"""

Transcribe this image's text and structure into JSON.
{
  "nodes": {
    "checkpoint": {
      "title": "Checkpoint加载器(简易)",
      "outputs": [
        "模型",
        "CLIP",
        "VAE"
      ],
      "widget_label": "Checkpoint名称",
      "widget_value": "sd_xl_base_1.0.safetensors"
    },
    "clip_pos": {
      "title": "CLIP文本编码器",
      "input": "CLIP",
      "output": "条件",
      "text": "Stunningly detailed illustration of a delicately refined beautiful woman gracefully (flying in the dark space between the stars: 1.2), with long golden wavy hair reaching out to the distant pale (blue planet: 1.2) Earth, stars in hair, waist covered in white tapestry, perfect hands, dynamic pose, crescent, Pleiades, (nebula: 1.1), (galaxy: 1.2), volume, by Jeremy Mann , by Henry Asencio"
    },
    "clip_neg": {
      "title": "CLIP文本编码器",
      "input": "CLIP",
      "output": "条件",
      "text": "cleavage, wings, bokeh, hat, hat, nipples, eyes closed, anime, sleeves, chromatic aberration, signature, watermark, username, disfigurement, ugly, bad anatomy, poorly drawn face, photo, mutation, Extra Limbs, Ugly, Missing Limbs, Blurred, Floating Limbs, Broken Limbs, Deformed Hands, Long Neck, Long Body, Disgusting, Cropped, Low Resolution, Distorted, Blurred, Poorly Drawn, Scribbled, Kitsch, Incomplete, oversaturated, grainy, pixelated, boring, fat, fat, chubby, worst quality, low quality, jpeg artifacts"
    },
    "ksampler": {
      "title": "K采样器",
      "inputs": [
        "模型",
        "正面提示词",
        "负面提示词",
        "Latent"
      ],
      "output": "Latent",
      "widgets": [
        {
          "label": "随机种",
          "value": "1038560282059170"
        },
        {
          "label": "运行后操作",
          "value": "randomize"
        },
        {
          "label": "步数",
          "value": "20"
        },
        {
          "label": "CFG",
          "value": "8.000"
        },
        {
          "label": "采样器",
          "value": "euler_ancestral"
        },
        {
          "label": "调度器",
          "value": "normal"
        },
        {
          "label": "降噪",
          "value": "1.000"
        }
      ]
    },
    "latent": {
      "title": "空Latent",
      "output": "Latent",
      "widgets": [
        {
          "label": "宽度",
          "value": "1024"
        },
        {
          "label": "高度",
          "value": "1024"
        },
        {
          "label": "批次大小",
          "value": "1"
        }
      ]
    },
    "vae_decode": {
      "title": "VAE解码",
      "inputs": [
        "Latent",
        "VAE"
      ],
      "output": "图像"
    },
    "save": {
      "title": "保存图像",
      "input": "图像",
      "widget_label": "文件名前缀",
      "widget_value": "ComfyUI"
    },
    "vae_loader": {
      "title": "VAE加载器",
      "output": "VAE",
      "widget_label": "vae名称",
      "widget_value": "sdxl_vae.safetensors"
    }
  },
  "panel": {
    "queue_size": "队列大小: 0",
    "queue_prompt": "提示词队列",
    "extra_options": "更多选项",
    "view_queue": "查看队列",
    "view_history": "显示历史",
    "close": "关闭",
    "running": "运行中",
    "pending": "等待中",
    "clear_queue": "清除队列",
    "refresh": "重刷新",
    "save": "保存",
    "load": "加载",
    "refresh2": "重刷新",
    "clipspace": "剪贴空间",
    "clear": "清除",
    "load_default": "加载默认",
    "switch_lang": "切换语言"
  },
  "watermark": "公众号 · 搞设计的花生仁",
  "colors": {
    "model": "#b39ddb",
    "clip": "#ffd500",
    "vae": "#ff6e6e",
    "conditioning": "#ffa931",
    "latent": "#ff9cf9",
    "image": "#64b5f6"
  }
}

"""

[SHORT EXERCISE] Pick out every line with the string "title" and copy it.

[WRITTEN SOLUTION]
      "title": "Checkpoint加载器(简易)",
      "title": "CLIP文本编码器",
      "title": "CLIP文本编码器",
      "title": "K采样器",
      "title": "空Latent",
      "title": "VAE解码",
      "title": "保存图像",
      "title": "VAE加载器",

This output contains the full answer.